[Dataset excerpt]
☆ ☆ ☆ ☆ ☆ ☆ ☆

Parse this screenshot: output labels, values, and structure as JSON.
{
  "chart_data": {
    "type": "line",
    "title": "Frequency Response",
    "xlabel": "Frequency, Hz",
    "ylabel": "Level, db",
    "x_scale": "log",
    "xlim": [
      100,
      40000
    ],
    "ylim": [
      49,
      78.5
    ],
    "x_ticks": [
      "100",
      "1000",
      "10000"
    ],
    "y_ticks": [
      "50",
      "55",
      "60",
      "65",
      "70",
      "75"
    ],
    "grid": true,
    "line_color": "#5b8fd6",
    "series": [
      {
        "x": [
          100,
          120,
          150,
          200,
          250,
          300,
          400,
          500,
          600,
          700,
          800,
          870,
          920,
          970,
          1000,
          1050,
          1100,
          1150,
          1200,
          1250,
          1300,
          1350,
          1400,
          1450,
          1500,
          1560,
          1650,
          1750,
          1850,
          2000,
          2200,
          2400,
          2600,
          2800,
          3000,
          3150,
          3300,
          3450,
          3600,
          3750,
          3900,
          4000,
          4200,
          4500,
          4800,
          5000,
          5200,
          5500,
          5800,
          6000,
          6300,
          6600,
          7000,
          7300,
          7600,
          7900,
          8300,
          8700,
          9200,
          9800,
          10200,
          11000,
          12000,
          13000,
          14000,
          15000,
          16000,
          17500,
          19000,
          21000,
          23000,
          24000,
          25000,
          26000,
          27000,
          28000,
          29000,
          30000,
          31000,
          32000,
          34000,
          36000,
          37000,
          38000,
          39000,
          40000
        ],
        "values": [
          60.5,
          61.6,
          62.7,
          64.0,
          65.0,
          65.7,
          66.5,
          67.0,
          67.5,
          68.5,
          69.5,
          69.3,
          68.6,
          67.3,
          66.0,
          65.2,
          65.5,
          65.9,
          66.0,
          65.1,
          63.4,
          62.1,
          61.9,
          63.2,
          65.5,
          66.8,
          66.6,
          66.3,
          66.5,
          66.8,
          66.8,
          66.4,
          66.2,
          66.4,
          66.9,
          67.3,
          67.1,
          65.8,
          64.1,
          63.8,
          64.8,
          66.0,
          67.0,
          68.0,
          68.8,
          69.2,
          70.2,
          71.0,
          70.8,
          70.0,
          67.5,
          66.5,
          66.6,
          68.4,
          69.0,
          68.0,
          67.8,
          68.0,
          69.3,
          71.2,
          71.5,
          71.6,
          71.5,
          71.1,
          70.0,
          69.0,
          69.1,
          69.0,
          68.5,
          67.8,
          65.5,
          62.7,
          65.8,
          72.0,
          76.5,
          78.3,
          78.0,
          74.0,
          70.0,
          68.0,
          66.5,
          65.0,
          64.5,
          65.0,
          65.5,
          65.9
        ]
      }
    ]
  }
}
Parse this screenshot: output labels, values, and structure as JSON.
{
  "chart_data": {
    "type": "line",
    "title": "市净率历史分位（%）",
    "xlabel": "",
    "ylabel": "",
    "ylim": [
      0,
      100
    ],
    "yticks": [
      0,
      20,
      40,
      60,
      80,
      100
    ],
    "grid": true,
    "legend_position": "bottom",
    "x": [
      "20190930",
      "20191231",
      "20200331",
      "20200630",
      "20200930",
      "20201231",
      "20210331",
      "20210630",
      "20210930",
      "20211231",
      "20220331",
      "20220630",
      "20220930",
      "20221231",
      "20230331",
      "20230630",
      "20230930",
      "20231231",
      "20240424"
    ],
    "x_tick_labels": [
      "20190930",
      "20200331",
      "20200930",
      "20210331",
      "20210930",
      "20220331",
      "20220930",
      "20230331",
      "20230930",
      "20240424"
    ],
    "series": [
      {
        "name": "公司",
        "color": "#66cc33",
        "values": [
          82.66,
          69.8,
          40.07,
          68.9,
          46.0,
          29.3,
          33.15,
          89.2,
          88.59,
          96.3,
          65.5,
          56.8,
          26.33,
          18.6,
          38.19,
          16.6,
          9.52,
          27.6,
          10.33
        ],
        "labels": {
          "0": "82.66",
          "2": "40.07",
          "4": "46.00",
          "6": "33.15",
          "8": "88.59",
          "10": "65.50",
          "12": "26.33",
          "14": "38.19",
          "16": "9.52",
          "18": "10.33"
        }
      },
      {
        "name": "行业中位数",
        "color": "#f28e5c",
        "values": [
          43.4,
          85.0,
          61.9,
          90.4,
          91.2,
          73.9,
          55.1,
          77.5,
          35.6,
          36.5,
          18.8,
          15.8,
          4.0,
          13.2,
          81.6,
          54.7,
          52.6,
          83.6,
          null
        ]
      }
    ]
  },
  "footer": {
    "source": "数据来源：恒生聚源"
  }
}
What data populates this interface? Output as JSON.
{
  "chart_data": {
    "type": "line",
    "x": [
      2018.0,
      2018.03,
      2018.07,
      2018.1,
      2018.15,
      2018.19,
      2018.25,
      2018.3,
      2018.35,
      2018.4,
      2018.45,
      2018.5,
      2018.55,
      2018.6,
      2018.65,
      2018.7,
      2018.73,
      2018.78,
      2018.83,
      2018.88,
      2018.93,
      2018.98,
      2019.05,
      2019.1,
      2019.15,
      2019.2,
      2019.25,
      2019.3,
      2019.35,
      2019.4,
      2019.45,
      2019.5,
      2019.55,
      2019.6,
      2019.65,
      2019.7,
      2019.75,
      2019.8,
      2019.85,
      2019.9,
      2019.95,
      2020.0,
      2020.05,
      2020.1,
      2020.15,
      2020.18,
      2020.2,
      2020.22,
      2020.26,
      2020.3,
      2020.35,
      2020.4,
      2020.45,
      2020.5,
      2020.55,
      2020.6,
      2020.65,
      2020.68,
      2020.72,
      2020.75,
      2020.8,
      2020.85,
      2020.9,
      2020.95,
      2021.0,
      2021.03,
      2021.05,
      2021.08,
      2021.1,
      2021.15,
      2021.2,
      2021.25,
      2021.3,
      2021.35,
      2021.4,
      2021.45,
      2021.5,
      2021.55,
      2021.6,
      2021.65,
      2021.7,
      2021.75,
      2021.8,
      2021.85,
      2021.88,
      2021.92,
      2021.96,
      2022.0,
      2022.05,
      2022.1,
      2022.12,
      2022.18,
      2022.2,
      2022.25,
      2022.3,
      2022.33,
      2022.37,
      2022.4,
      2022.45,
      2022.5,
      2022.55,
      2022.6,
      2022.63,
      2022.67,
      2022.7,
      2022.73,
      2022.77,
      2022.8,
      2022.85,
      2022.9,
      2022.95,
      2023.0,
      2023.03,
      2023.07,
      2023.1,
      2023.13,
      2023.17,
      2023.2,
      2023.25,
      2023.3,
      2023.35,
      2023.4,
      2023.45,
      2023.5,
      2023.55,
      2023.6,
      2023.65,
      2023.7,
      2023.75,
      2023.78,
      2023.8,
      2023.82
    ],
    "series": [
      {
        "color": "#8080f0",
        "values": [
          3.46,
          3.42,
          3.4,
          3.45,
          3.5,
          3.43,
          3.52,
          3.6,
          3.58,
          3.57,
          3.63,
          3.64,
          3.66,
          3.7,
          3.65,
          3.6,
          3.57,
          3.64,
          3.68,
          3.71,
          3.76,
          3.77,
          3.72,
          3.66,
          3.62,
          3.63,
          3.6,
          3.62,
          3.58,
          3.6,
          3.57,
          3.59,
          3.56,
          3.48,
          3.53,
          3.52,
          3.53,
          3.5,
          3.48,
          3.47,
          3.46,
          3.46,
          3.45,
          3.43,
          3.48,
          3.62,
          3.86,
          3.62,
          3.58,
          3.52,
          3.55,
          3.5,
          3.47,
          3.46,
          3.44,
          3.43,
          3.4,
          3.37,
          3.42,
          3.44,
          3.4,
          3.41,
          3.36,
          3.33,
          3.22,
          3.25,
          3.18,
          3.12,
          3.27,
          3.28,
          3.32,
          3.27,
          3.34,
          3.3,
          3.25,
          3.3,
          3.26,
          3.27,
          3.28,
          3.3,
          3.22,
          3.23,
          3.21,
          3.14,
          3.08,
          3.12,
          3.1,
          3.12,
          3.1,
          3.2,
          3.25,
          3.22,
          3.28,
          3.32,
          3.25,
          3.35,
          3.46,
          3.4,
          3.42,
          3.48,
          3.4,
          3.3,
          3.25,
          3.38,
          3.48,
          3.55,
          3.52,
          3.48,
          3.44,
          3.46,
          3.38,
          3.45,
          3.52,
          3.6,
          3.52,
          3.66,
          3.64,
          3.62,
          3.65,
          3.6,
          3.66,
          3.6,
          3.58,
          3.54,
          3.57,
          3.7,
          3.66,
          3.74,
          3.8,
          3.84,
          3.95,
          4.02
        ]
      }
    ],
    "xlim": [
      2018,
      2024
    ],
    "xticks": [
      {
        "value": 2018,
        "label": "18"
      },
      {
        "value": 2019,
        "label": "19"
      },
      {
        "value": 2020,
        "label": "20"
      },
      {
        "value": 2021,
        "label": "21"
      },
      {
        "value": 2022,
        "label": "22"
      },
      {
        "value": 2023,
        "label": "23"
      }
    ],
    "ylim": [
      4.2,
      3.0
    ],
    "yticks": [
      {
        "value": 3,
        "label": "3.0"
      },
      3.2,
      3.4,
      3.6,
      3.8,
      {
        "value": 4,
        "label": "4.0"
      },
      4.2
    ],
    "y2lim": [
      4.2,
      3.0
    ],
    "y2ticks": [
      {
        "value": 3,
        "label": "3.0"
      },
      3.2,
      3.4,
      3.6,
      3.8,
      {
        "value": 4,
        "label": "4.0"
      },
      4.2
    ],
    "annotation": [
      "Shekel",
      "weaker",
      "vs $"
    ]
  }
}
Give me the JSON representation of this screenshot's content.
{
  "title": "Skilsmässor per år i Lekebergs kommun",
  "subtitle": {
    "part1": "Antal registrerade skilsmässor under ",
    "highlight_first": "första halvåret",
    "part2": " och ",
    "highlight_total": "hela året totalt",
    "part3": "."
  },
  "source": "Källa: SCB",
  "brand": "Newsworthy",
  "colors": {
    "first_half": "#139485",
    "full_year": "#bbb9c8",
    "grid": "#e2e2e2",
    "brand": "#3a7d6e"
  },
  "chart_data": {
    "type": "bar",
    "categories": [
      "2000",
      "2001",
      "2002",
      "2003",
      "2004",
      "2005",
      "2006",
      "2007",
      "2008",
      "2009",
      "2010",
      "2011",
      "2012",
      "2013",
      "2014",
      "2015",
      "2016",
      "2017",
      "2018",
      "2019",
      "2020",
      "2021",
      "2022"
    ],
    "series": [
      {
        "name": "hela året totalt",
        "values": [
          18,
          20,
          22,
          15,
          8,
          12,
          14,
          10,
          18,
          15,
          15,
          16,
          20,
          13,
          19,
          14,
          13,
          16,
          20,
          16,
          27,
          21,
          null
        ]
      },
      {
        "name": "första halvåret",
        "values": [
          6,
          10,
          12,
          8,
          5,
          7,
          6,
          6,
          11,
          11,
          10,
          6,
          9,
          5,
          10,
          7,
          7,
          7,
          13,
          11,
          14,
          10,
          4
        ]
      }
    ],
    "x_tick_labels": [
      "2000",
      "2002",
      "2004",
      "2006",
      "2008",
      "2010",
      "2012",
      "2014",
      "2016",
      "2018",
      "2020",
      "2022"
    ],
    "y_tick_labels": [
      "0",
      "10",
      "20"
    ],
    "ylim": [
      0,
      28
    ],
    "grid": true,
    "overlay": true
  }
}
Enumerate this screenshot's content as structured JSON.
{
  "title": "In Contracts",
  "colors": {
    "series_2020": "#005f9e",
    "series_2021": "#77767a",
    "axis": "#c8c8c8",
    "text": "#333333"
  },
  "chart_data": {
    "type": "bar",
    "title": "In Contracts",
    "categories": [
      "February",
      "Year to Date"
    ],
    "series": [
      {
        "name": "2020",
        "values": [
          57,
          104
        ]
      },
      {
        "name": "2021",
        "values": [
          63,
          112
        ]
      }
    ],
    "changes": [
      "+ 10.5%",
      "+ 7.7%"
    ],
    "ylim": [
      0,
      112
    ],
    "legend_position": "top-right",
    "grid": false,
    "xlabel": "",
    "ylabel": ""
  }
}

☆ ☆ ☆ ☆ ☆ ☆ ☆

Which lines contain the word "content"? Copy each one.

Give me the JSON representation of this screenshot's content.
Enumerate this screenshot's content as structured JSON.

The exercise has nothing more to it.